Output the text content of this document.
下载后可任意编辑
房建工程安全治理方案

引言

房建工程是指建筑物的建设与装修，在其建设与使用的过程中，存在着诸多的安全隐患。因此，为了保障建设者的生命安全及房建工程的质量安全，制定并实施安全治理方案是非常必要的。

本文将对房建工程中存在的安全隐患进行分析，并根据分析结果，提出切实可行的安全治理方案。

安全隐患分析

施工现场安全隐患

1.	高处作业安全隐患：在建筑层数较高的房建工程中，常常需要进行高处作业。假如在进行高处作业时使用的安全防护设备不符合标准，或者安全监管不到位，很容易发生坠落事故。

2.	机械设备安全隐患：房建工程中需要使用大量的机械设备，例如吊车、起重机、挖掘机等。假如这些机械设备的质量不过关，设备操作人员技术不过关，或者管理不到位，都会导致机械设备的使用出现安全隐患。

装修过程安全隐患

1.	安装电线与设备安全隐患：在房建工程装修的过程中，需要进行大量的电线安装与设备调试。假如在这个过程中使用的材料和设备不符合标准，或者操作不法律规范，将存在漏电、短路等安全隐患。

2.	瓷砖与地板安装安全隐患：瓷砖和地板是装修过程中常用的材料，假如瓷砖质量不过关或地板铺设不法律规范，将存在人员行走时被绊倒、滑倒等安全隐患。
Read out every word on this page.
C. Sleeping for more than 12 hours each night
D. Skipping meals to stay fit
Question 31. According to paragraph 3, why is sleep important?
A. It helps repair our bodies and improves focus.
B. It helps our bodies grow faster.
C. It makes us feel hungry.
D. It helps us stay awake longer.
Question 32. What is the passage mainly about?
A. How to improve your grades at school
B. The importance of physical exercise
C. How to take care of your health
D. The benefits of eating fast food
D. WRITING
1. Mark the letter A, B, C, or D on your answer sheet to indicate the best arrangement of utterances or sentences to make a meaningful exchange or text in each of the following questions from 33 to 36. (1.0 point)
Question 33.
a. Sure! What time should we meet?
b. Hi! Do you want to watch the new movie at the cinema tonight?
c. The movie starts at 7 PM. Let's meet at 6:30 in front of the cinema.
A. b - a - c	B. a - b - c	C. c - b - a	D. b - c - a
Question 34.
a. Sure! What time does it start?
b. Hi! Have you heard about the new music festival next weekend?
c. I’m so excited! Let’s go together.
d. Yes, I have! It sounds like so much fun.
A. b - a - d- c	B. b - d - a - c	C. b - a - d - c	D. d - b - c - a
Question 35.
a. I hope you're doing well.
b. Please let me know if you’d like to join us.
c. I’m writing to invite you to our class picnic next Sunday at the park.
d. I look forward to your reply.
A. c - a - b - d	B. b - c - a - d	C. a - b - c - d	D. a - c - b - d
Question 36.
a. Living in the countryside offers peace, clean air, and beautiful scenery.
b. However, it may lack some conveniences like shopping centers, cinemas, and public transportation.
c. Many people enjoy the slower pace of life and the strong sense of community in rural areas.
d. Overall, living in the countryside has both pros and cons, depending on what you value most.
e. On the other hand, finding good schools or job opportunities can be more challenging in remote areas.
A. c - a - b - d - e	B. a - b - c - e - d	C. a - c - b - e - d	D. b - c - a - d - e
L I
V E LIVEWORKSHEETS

·····

= REQUIRED TASK =
Copy every single line of the material above that holds "next".

= REPLY TO THE TASK =
b. Hi! Have you heard about the new music festival next weekend?
c. I’m writing to invite you to our class picnic next Sunday at the park.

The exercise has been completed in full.